** EXERCISE GOAL **
Rewrite the listing below with every "interactable" renamed to "clickable", leaving every other character unchanged.

* Begin *

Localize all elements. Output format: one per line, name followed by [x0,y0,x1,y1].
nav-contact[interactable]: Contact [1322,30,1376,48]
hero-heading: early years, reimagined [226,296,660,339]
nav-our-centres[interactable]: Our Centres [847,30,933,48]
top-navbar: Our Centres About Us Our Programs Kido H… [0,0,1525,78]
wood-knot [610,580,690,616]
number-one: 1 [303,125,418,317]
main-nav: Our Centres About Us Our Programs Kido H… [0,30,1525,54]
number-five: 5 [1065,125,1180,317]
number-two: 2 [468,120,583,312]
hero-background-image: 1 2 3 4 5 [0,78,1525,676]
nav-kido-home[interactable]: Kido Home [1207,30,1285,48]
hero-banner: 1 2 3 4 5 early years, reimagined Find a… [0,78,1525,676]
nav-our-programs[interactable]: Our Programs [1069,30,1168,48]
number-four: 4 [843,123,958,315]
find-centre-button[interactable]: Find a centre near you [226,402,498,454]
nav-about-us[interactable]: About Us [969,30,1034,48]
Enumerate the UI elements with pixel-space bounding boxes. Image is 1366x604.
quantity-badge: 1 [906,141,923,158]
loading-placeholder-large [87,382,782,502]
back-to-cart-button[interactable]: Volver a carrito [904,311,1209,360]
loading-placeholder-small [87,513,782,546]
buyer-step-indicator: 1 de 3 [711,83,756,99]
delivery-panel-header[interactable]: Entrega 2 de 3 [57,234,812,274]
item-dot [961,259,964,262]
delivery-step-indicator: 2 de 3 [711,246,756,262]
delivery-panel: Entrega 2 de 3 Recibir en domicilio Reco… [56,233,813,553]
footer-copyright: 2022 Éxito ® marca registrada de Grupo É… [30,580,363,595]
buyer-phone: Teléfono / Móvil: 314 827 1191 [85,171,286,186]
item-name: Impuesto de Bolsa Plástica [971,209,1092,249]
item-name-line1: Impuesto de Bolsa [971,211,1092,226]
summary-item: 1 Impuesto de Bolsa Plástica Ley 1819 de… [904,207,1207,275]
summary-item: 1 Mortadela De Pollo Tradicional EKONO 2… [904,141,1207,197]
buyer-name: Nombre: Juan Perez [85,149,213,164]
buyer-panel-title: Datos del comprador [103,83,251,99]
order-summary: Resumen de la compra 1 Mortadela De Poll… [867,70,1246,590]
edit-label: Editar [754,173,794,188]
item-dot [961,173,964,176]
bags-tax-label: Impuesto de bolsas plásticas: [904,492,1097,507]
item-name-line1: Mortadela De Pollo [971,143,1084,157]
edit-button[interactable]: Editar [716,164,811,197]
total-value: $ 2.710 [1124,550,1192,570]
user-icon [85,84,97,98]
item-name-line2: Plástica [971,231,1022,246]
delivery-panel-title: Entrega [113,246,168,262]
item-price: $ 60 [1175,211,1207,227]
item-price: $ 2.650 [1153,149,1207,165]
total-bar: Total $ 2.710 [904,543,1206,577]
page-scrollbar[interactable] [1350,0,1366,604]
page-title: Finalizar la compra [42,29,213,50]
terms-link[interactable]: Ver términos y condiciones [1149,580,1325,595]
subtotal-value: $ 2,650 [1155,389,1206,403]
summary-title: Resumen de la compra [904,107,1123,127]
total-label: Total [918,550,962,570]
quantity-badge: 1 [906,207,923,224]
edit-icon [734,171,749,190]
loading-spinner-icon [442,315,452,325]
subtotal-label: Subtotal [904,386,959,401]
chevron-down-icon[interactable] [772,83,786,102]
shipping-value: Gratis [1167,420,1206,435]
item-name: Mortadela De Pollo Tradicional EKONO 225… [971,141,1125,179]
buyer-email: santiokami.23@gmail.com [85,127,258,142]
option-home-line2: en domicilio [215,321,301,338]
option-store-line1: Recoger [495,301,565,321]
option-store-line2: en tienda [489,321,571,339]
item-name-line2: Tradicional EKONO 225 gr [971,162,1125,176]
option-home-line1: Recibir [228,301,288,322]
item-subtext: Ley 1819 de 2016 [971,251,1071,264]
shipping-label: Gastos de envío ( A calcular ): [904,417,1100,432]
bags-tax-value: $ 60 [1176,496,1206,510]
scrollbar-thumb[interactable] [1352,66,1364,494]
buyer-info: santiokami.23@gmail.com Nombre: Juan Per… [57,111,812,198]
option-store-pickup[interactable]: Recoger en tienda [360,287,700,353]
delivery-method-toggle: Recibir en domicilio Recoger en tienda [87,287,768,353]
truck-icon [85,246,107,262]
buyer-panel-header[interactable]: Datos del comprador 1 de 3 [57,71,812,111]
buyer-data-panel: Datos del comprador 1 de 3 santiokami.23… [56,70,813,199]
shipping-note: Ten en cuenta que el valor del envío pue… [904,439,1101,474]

* End *

** CORRECT RESULT **
Localize all elements. Output format: one per line, name followed by [x0,y0,x1,y1].
nav-contact[clickable]: Contact [1322,30,1376,48]
hero-heading: early years, reimagined [226,296,660,339]
nav-our-centres[clickable]: Our Centres [847,30,933,48]
top-navbar: Our Centres About Us Our Programs Kido H… [0,0,1525,78]
wood-knot [610,580,690,616]
number-one: 1 [303,125,418,317]
main-nav: Our Centres About Us Our Programs Kido H… [0,30,1525,54]
number-five: 5 [1065,125,1180,317]
number-two: 2 [468,120,583,312]
hero-background-image: 1 2 3 4 5 [0,78,1525,676]
nav-kido-home[clickable]: Kido Home [1207,30,1285,48]
hero-banner: 1 2 3 4 5 early years, reimagined Find a… [0,78,1525,676]
nav-our-programs[clickable]: Our Programs [1069,30,1168,48]
number-four: 4 [843,123,958,315]
find-centre-button[clickable]: Find a centre near you [226,402,498,454]
nav-about-us[clickable]: About Us [969,30,1034,48]
Enumerate the UI elements with pixel-space bounding boxes. Image is 1366x604.
quantity-badge: 1 [906,141,923,158]
loading-placeholder-large [87,382,782,502]
back-to-cart-button[clickable]: Volver a carrito [904,311,1209,360]
loading-placeholder-small [87,513,782,546]
buyer-step-indicator: 1 de 3 [711,83,756,99]
delivery-panel-header[clickable]: Entrega 2 de 3 [57,234,812,274]
item-dot [961,259,964,262]
delivery-step-indicator: 2 de 3 [711,246,756,262]
delivery-panel: Entrega 2 de 3 Recibir en domicilio Reco… [56,233,813,553]
footer-copyright: 2022 Éxito ® marca registrada de Grupo É… [30,580,363,595]
buyer-phone: Teléfono / Móvil: 314 827 1191 [85,171,286,186]
item-name: Impuesto de Bolsa Plástica [971,209,1092,249]
item-name-line1: Impuesto de Bolsa [971,211,1092,226]
summary-item: 1 Impuesto de Bolsa Plástica Ley 1819 de… [904,207,1207,275]
summary-item: 1 Mortadela De Pollo Tradicional EKONO 2… [904,141,1207,197]
buyer-name: Nombre: Juan Perez [85,149,213,164]
buyer-panel-title: Datos del comprador [103,83,251,99]
order-summary: Resumen de la compra 1 Mortadela De Poll… [867,70,1246,590]
edit-label: Editar [754,173,794,188]
item-dot [961,173,964,176]
bags-tax-label: Impuesto de bolsas plásticas: [904,492,1097,507]
item-name-line1: Mortadela De Pollo [971,143,1084,157]
edit-button[clickable]: Editar [716,164,811,197]
total-value: $ 2.710 [1124,550,1192,570]
user-icon [85,84,97,98]
item-name-line2: Plástica [971,231,1022,246]
delivery-panel-title: Entrega [113,246,168,262]
item-price: $ 60 [1175,211,1207,227]
item-price: $ 2.650 [1153,149,1207,165]
total-bar: Total $ 2.710 [904,543,1206,577]
page-scrollbar[clickable] [1350,0,1366,604]
page-title: Finalizar la compra [42,29,213,50]
terms-link[clickable]: Ver términos y condiciones [1149,580,1325,595]
subtotal-value: $ 2,650 [1155,389,1206,403]
summary-title: Resumen de la compra [904,107,1123,127]
total-label: Total [918,550,962,570]
quantity-badge: 1 [906,207,923,224]
edit-icon [734,171,749,190]
loading-spinner-icon [442,315,452,325]
subtotal-label: Subtotal [904,386,959,401]
chevron-down-icon[clickable] [772,83,786,102]
shipping-value: Gratis [1167,420,1206,435]
item-name: Mortadela De Pollo Tradicional EKONO 225… [971,141,1125,179]
buyer-email: santiokami.23@gmail.com [85,127,258,142]
option-home-line2: en domicilio [215,321,301,338]
option-store-line1: Recoger [495,301,565,321]
option-store-line2: en tienda [489,321,571,339]
item-name-line2: Tradicional EKONO 225 gr [971,162,1125,176]
option-home-line1: Recibir [228,301,288,322]
item-subtext: Ley 1819 de 2016 [971,251,1071,264]
shipping-label: Gastos de envío ( A calcular ): [904,417,1100,432]
bags-tax-value: $ 60 [1176,496,1206,510]
scrollbar-thumb[clickable] [1352,66,1364,494]
buyer-info: santiokami.23@gmail.com Nombre: Juan Per… [57,111,812,198]
option-store-pickup[clickable]: Recoger en tienda [360,287,700,353]
delivery-method-toggle: Recibir en domicilio Recoger en tienda [87,287,768,353]
truck-icon [85,246,107,262]
buyer-panel-header[clickable]: Datos del comprador 1 de 3 [57,71,812,111]
buyer-data-panel: Datos del comprador 1 de 3 santiokami.23… [56,70,813,199]
shipping-note: Ten en cuenta que el valor del envío pue… [904,439,1101,474]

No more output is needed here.